**What you should do:**
Can you output the records below exactly as they are written?

--

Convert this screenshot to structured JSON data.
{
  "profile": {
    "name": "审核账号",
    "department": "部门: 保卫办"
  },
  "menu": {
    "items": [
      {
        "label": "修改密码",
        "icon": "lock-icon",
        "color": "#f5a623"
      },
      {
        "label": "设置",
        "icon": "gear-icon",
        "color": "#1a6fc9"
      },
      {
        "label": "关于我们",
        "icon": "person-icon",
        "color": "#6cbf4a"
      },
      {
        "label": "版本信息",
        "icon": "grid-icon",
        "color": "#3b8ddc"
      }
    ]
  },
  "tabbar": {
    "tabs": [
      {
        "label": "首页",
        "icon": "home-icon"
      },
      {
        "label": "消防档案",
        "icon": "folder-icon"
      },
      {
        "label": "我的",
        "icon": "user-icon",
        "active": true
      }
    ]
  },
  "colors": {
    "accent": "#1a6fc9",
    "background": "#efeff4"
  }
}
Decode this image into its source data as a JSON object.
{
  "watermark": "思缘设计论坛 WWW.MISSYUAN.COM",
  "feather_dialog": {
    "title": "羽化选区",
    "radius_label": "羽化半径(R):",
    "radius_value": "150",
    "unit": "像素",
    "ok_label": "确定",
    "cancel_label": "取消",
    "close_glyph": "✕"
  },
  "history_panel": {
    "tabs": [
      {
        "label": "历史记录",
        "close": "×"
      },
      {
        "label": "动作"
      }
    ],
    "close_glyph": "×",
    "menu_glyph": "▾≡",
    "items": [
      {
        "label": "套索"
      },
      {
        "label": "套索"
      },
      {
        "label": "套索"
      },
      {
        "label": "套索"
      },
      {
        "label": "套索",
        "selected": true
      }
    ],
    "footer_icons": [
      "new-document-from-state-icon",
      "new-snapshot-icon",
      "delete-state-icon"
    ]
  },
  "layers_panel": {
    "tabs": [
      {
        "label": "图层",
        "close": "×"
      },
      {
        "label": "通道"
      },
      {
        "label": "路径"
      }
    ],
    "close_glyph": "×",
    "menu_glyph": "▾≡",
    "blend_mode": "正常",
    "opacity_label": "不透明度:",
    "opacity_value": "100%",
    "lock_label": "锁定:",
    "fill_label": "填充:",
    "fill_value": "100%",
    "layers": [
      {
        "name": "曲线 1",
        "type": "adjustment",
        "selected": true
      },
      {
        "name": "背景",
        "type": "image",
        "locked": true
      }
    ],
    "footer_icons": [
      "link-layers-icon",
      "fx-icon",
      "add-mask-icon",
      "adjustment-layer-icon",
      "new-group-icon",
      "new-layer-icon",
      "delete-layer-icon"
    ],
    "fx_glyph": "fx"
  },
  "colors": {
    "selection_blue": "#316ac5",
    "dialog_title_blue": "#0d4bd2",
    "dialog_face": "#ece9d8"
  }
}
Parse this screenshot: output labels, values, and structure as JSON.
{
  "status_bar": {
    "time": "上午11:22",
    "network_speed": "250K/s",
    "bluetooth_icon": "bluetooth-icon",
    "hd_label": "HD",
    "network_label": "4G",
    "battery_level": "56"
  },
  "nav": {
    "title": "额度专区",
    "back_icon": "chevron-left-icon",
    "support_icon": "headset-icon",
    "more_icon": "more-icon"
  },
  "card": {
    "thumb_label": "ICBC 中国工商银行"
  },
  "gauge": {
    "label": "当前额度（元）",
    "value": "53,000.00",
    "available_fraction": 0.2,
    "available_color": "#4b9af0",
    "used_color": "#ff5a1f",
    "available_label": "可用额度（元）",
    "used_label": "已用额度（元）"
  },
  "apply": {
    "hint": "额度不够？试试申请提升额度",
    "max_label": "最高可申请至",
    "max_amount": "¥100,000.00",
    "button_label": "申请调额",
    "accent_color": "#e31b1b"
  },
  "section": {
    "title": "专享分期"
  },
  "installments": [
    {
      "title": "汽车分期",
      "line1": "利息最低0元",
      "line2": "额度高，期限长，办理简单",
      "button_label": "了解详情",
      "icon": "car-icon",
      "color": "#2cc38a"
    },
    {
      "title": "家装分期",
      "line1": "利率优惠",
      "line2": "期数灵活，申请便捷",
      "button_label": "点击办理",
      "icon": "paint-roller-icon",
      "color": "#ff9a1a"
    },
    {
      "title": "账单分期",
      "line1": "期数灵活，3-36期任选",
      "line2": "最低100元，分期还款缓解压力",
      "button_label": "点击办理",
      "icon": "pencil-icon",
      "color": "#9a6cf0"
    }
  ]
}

--

**Solved exercise:**
Convert this screenshot to structured JSON data.
{
  "profile": {
    "name": "审核账号",
    "department": "部门: 保卫办"
  },
  "menu": {
    "items": [
      {
        "label": "修改密码",
        "icon": "lock-icon",
        "color": "#f5a623"
      },
      {
        "label": "设置",
        "icon": "gear-icon",
        "color": "#1a6fc9"
      },
      {
        "label": "关于我们",
        "icon": "person-icon",
        "color": "#6cbf4a"
      },
      {
        "label": "版本信息",
        "icon": "grid-icon",
        "color": "#3b8ddc"
      }
    ]
  },
  "tabbar": {
    "tabs": [
      {
        "label": "首页",
        "icon": "home-icon"
      },
      {
        "label": "消防档案",
        "icon": "folder-icon"
      },
      {
        "label": "我的",
        "icon": "user-icon",
        "active": true
      }
    ]
  },
  "colors": {
    "accent": "#1a6fc9",
    "background": "#efeff4"
  }
}
Decode this image into its source data as a JSON object.
{
  "watermark": "思缘设计论坛 WWW.MISSYUAN.COM",
  "feather_dialog": {
    "title": "羽化选区",
    "radius_label": "羽化半径(R):",
    "radius_value": "150",
    "unit": "像素",
    "ok_label": "确定",
    "cancel_label": "取消",
    "close_glyph": "✕"
  },
  "history_panel": {
    "tabs": [
      {
        "label": "历史记录",
        "close": "×"
      },
      {
        "label": "动作"
      }
    ],
    "close_glyph": "×",
    "menu_glyph": "▾≡",
    "items": [
      {
        "label": "套索"
      },
      {
        "label": "套索"
      },
      {
        "label": "套索"
      },
      {
        "label": "套索"
      },
      {
        "label": "套索",
        "selected": true
      }
    ],
    "footer_icons": [
      "new-document-from-state-icon",
      "new-snapshot-icon",
      "delete-state-icon"
    ]
  },
  "layers_panel": {
    "tabs": [
      {
        "label": "图层",
        "close": "×"
      },
      {
        "label": "通道"
      },
      {
        "label": "路径"
      }
    ],
    "close_glyph": "×",
    "menu_glyph": "▾≡",
    "blend_mode": "正常",
    "opacity_label": "不透明度:",
    "opacity_value": "100%",
    "lock_label": "锁定:",
    "fill_label": "填充:",
    "fill_value": "100%",
    "layers": [
      {
        "name": "曲线 1",
        "type": "adjustment",
        "selected": true
      },
      {
        "name": "背景",
        "type": "image",
        "locked": true
      }
    ],
    "footer_icons": [
      "link-layers-icon",
      "fx-icon",
      "add-mask-icon",
      "adjustment-layer-icon",
      "new-group-icon",
      "new-layer-icon",
      "delete-layer-icon"
    ],
    "fx_glyph": "fx"
  },
  "colors": {
    "selection_blue": "#316ac5",
    "dialog_title_blue": "#0d4bd2",
    "dialog_face": "#ece9d8"
  }
}
Parse this screenshot: output labels, values, and structure as JSON.
{
  "status_bar": {
    "time": "上午11:22",
    "network_speed": "250K/s",
    "bluetooth_icon": "bluetooth-icon",
    "hd_label": "HD",
    "network_label": "4G",
    "battery_level": "56"
  },
  "nav": {
    "title": "额度专区",
    "back_icon": "chevron-left-icon",
    "support_icon": "headset-icon",
    "more_icon": "more-icon"
  },
  "card": {
    "thumb_label": "ICBC 中国工商银行"
  },
  "gauge": {
    "label": "当前额度（元）",
    "value": "53,000.00",
    "available_fraction": 0.2,
    "available_color": "#4b9af0",
    "used_color": "#ff5a1f",
    "available_label": "可用额度（元）",
    "used_label": "已用额度（元）"
  },
  "apply": {
    "hint": "额度不够？试试申请提升额度",
    "max_label": "最高可申请至",
    "max_amount": "¥100,000.00",
    "button_label": "申请调额",
    "accent_color": "#e31b1b"
  },
  "section": {
    "title": "专享分期"
  },
  "installments": [
    {
      "title": "汽车分期",
      "line1": "利息最低0元",
      "line2": "额度高，期限长，办理简单",
      "button_label": "了解详情",
      "icon": "car-icon",
      "color": "#2cc38a"
    },
    {
      "title": "家装分期",
      "line1": "利率优惠",
      "line2": "期数灵活，申请便捷",
      "button_label": "点击办理",
      "icon": "paint-roller-icon",
      "color": "#ff9a1a"
    },
    {
      "title": "账单分期",
      "line1": "期数灵活，3-36期任选",
      "line2": "最低100元，分期还款缓解压力",
      "button_label": "点击办理",
      "icon": "pencil-icon",
      "color": "#9a6cf0"
    }
  ]
}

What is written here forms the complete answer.